- THE PROBLEM:
Take the entries below and print all of them exactly, please.

Figure record extracts:
___

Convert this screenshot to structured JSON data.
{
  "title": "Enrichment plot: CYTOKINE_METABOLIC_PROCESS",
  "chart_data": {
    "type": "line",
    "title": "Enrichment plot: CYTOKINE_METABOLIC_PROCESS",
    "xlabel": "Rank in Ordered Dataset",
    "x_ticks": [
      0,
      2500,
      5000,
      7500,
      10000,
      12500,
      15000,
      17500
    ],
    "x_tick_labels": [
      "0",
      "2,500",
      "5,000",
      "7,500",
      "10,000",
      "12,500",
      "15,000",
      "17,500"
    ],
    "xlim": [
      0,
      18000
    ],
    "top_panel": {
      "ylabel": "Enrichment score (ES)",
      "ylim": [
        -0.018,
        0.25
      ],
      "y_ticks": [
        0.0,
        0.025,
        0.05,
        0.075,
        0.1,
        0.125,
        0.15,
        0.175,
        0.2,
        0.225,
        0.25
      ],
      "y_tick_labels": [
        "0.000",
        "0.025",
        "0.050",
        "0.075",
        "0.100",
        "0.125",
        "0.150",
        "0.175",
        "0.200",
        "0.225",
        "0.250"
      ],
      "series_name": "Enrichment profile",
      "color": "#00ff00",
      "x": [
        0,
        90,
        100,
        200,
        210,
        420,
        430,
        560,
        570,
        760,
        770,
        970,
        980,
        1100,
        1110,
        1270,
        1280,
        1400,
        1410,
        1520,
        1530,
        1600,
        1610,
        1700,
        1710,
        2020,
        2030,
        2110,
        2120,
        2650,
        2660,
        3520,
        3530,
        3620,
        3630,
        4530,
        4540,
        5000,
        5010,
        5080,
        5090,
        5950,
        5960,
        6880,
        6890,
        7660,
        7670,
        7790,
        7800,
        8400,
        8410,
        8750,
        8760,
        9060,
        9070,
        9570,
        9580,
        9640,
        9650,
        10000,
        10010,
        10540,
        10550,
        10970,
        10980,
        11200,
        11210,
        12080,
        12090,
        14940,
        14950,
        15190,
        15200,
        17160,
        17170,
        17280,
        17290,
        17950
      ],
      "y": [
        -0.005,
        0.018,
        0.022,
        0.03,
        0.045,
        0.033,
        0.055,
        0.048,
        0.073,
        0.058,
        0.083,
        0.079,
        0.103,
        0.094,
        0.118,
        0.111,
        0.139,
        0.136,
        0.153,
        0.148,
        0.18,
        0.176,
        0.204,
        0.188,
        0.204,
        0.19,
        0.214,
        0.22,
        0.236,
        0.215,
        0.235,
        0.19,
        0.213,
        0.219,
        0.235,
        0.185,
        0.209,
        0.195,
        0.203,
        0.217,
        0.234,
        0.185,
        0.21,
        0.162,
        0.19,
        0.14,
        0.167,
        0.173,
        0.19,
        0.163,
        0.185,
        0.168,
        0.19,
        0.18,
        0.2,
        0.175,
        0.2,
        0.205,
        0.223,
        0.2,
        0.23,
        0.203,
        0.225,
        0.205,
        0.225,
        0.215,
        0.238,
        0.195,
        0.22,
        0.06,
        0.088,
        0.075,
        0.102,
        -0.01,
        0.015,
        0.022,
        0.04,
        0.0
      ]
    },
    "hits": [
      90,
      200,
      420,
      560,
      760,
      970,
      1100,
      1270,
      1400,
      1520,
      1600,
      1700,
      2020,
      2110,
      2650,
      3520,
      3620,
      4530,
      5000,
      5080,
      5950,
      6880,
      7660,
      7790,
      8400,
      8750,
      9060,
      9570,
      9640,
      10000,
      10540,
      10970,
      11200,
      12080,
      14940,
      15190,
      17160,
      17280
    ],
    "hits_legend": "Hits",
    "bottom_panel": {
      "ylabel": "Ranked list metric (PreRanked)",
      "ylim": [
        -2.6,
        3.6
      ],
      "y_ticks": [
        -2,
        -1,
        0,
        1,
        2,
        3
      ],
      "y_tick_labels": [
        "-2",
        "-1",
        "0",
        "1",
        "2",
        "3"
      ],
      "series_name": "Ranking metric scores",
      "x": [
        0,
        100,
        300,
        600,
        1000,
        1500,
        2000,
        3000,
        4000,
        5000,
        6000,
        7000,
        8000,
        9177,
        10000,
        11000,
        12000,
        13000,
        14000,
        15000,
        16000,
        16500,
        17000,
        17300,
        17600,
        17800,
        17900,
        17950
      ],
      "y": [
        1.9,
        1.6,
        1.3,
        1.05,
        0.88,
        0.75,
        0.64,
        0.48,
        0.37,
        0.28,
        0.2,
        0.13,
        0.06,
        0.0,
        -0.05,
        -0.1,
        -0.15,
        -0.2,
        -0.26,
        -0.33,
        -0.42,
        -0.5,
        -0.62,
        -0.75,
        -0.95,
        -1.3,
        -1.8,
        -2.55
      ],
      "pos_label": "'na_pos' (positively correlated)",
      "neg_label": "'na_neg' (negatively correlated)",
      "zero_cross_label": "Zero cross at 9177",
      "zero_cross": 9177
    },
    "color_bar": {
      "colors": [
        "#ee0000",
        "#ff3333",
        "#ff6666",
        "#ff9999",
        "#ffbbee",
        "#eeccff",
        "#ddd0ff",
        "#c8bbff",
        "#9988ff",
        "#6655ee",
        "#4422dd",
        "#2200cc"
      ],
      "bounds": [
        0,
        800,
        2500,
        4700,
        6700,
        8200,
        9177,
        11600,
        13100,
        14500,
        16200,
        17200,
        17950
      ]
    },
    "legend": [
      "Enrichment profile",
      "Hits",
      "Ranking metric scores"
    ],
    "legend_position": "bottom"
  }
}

___

- FINISHED ANSWER:
Convert this screenshot to structured JSON data.
{
  "title": "Enrichment plot: CYTOKINE_METABOLIC_PROCESS",
  "chart_data": {
    "type": "line",
    "title": "Enrichment plot: CYTOKINE_METABOLIC_PROCESS",
    "xlabel": "Rank in Ordered Dataset",
    "x_ticks": [
      0,
      2500,
      5000,
      7500,
      10000,
      12500,
      15000,
      17500
    ],
    "x_tick_labels": [
      "0",
      "2,500",
      "5,000",
      "7,500",
      "10,000",
      "12,500",
      "15,000",
      "17,500"
    ],
    "xlim": [
      0,
      18000
    ],
    "top_panel": {
      "ylabel": "Enrichment score (ES)",
      "ylim": [
        -0.018,
        0.25
      ],
      "y_ticks": [
        0.0,
        0.025,
        0.05,
        0.075,
        0.1,
        0.125,
        0.15,
        0.175,
        0.2,
        0.225,
        0.25
      ],
      "y_tick_labels": [
        "0.000",
        "0.025",
        "0.050",
        "0.075",
        "0.100",
        "0.125",
        "0.150",
        "0.175",
        "0.200",
        "0.225",
        "0.250"
      ],
      "series_name": "Enrichment profile",
      "color": "#00ff00",
      "x": [
        0,
        90,
        100,
        200,
        210,
        420,
        430,
        560,
        570,
        760,
        770,
        970,
        980,
        1100,
        1110,
        1270,
        1280,
        1400,
        1410,
        1520,
        1530,
        1600,
        1610,
        1700,
        1710,
        2020,
        2030,
        2110,
        2120,
        2650,
        2660,
        3520,
        3530,
        3620,
        3630,
        4530,
        4540,
        5000,
        5010,
        5080,
        5090,
        5950,
        5960,
        6880,
        6890,
        7660,
        7670,
        7790,
        7800,
        8400,
        8410,
        8750,
        8760,
        9060,
        9070,
        9570,
        9580,
        9640,
        9650,
        10000,
        10010,
        10540,
        10550,
        10970,
        10980,
        11200,
        11210,
        12080,
        12090,
        14940,
        14950,
        15190,
        15200,
        17160,
        17170,
        17280,
        17290,
        17950
      ],
      "y": [
        -0.005,
        0.018,
        0.022,
        0.03,
        0.045,
        0.033,
        0.055,
        0.048,
        0.073,
        0.058,
        0.083,
        0.079,
        0.103,
        0.094,
        0.118,
        0.111,
        0.139,
        0.136,
        0.153,
        0.148,
        0.18,
        0.176,
        0.204,
        0.188,
        0.204,
        0.19,
        0.214,
        0.22,
        0.236,
        0.215,
        0.235,
        0.19,
        0.213,
        0.219,
        0.235,
        0.185,
        0.209,
        0.195,
        0.203,
        0.217,
        0.234,
        0.185,
        0.21,
        0.162,
        0.19,
        0.14,
        0.167,
        0.173,
        0.19,
        0.163,
        0.185,
        0.168,
        0.19,
        0.18,
        0.2,
        0.175,
        0.2,
        0.205,
        0.223,
        0.2,
        0.23,
        0.203,
        0.225,
        0.205,
        0.225,
        0.215,
        0.238,
        0.195,
        0.22,
        0.06,
        0.088,
        0.075,
        0.102,
        -0.01,
        0.015,
        0.022,
        0.04,
        0.0
      ]
    },
    "hits": [
      90,
      200,
      420,
      560,
      760,
      970,
      1100,
      1270,
      1400,
      1520,
      1600,
      1700,
      2020,
      2110,
      2650,
      3520,
      3620,
      4530,
      5000,
      5080,
      5950,
      6880,
      7660,
      7790,
      8400,
      8750,
      9060,
      9570,
      9640,
      10000,
      10540,
      10970,
      11200,
      12080,
      14940,
      15190,
      17160,
      17280
    ],
    "hits_legend": "Hits",
    "bottom_panel": {
      "ylabel": "Ranked list metric (PreRanked)",
      "ylim": [
        -2.6,
        3.6
      ],
      "y_ticks": [
        -2,
        -1,
        0,
        1,
        2,
        3
      ],
      "y_tick_labels": [
        "-2",
        "-1",
        "0",
        "1",
        "2",
        "3"
      ],
      "series_name": "Ranking metric scores",
      "x": [
        0,
        100,
        300,
        600,
        1000,
        1500,
        2000,
        3000,
        4000,
        5000,
        6000,
        7000,
        8000,
        9177,
        10000,
        11000,
        12000,
        13000,
        14000,
        15000,
        16000,
        16500,
        17000,
        17300,
        17600,
        17800,
        17900,
        17950
      ],
      "y": [
        1.9,
        1.6,
        1.3,
        1.05,
        0.88,
        0.75,
        0.64,
        0.48,
        0.37,
        0.28,
        0.2,
        0.13,
        0.06,
        0.0,
        -0.05,
        -0.1,
        -0.15,
        -0.2,
        -0.26,
        -0.33,
        -0.42,
        -0.5,
        -0.62,
        -0.75,
        -0.95,
        -1.3,
        -1.8,
        -2.55
      ],
      "pos_label": "'na_pos' (positively correlated)",
      "neg_label": "'na_neg' (negatively correlated)",
      "zero_cross_label": "Zero cross at 9177",
      "zero_cross": 9177
    },
    "color_bar": {
      "colors": [
        "#ee0000",
        "#ff3333",
        "#ff6666",
        "#ff9999",
        "#ffbbee",
        "#eeccff",
        "#ddd0ff",
        "#c8bbff",
        "#9988ff",
        "#6655ee",
        "#4422dd",
        "#2200cc"
      ],
      "bounds": [
        0,
        800,
        2500,
        4700,
        6700,
        8200,
        9177,
        11600,
        13100,
        14500,
        16200,
        17200,
        17950
      ]
    },
    "legend": [
      "Enrichment profile",
      "Hits",
      "Ranking metric scores"
    ],
    "legend_position": "bottom"
  }
}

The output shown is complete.